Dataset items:
* * * * *

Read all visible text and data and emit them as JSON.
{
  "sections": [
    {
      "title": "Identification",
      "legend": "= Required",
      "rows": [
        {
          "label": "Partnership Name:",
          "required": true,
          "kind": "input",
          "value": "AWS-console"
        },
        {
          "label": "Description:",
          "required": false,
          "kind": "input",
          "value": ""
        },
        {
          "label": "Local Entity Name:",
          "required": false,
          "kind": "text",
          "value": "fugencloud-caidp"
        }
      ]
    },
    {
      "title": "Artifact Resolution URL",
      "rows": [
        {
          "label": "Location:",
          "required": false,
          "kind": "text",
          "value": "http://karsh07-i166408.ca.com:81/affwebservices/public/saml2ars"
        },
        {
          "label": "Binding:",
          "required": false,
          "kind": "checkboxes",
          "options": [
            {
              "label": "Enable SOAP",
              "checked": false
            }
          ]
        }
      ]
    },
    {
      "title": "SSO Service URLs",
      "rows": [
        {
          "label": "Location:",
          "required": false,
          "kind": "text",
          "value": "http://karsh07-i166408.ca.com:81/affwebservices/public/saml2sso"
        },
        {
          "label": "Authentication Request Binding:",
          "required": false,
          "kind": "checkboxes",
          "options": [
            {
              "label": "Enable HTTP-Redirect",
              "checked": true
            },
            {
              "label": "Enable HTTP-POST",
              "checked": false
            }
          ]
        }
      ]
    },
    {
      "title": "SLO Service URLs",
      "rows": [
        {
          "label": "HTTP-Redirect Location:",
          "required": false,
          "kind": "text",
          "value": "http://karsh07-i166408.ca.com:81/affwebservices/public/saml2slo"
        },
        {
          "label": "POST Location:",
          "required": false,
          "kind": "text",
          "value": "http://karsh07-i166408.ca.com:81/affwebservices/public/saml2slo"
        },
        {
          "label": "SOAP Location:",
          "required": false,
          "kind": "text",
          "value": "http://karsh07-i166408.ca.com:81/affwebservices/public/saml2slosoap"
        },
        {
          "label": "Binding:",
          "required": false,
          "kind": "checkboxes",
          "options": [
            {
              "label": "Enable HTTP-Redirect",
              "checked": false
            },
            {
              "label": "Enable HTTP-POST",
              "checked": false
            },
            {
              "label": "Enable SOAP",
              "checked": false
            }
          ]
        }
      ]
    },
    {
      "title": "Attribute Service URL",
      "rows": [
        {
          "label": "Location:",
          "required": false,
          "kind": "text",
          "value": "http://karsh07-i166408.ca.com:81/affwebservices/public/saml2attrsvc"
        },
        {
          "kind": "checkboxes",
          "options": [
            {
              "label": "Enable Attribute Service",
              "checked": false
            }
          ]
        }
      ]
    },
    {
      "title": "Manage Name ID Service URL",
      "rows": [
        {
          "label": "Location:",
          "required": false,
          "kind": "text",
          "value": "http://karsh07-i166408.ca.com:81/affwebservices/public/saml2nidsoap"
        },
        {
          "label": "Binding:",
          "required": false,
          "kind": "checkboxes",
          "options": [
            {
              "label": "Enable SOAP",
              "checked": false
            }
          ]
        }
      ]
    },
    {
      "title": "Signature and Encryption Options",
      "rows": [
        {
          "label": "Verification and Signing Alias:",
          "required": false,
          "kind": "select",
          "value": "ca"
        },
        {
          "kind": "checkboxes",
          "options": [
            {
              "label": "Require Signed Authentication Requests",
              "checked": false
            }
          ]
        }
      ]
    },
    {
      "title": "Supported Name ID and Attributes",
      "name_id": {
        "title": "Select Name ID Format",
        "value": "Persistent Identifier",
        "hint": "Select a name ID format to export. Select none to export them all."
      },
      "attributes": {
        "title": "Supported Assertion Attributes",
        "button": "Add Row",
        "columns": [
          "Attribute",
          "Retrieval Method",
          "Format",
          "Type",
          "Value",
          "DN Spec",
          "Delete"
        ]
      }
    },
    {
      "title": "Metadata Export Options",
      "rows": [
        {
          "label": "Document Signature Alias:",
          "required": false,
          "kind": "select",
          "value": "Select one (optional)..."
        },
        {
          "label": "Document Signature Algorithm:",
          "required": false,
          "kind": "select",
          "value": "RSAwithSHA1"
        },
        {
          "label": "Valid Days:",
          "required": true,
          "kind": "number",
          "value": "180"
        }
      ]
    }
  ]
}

* * * * *

Transcribe the whole listing exactly.

Task result.
Read all visible text and data and emit them as JSON.
{
  "sections": [
    {
      "title": "Identification",
      "legend": "= Required",
      "rows": [
        {
          "label": "Partnership Name:",
          "required": true,
          "kind": "input",
          "value": "AWS-console"
        },
        {
          "label": "Description:",
          "required": false,
          "kind": "input",
          "value": ""
        },
        {
          "label": "Local Entity Name:",
          "required": false,
          "kind": "text",
          "value": "fugencloud-caidp"
        }
      ]
    },
    {
      "title": "Artifact Resolution URL",
      "rows": [
        {
          "label": "Location:",
          "required": false,
          "kind": "text",
          "value": "http://karsh07-i166408.ca.com:81/affwebservices/public/saml2ars"
        },
        {
          "label": "Binding:",
          "required": false,
          "kind": "checkboxes",
          "options": [
            {
              "label": "Enable SOAP",
              "checked": false
            }
          ]
        }
      ]
    },
    {
      "title": "SSO Service URLs",
      "rows": [
        {
          "label": "Location:",
          "required": false,
          "kind": "text",
          "value": "http://karsh07-i166408.ca.com:81/affwebservices/public/saml2sso"
        },
        {
          "label": "Authentication Request Binding:",
          "required": false,
          "kind": "checkboxes",
          "options": [
            {
              "label": "Enable HTTP-Redirect",
              "checked": true
            },
            {
              "label": "Enable HTTP-POST",
              "checked": false
            }
          ]
        }
      ]
    },
    {
      "title": "SLO Service URLs",
      "rows": [
        {
          "label": "HTTP-Redirect Location:",
          "required": false,
          "kind": "text",
          "value": "http://karsh07-i166408.ca.com:81/affwebservices/public/saml2slo"
        },
        {
          "label": "POST Location:",
          "required": false,
          "kind": "text",
          "value": "http://karsh07-i166408.ca.com:81/affwebservices/public/saml2slo"
        },
        {
          "label": "SOAP Location:",
          "required": false,
          "kind": "text",
          "value": "http://karsh07-i166408.ca.com:81/affwebservices/public/saml2slosoap"
        },
        {
          "label": "Binding:",
          "required": false,
          "kind": "checkboxes",
          "options": [
            {
              "label": "Enable HTTP-Redirect",
              "checked": false
            },
            {
              "label": "Enable HTTP-POST",
              "checked": false
            },
            {
              "label": "Enable SOAP",
              "checked": false
            }
          ]
        }
      ]
    },
    {
      "title": "Attribute Service URL",
      "rows": [
        {
          "label": "Location:",
          "required": false,
          "kind": "text",
          "value": "http://karsh07-i166408.ca.com:81/affwebservices/public/saml2attrsvc"
        },
        {
          "kind": "checkboxes",
          "options": [
            {
              "label": "Enable Attribute Service",
              "checked": false
            }
          ]
        }
      ]
    },
    {
      "title": "Manage Name ID Service URL",
      "rows": [
        {
          "label": "Location:",
          "required": false,
          "kind": "text",
          "value": "http://karsh07-i166408.ca.com:81/affwebservices/public/saml2nidsoap"
        },
        {
          "label": "Binding:",
          "required": false,
          "kind": "checkboxes",
          "options": [
            {
              "label": "Enable SOAP",
              "checked": false
            }
          ]
        }
      ]
    },
    {
      "title": "Signature and Encryption Options",
      "rows": [
        {
          "label": "Verification and Signing Alias:",
          "required": false,
          "kind": "select",
          "value": "ca"
        },
        {
          "kind": "checkboxes",
          "options": [
            {
              "label": "Require Signed Authentication Requests",
              "checked": false
            }
          ]
        }
      ]
    },
    {
      "title": "Supported Name ID and Attributes",
      "name_id": {
        "title": "Select Name ID Format",
        "value": "Persistent Identifier",
        "hint": "Select a name ID format to export. Select none to export them all."
      },
      "attributes": {
        "title": "Supported Assertion Attributes",
        "button": "Add Row",
        "columns": [
          "Attribute",
          "Retrieval Method",
          "Format",
          "Type",
          "Value",
          "DN Spec",
          "Delete"
        ]
      }
    },
    {
      "title": "Metadata Export Options",
      "rows": [
        {
          "label": "Document Signature Alias:",
          "required": false,
          "kind": "select",
          "value": "Select one (optional)..."
        },
        {
          "label": "Document Signature Algorithm:",
          "required": false,
          "kind": "select",
          "value": "RSAwithSHA1"
        },
        {
          "label": "Valid Days:",
          "required": true,
          "kind": "number",
          "value": "180"
        }
      ]
    }
  ]
}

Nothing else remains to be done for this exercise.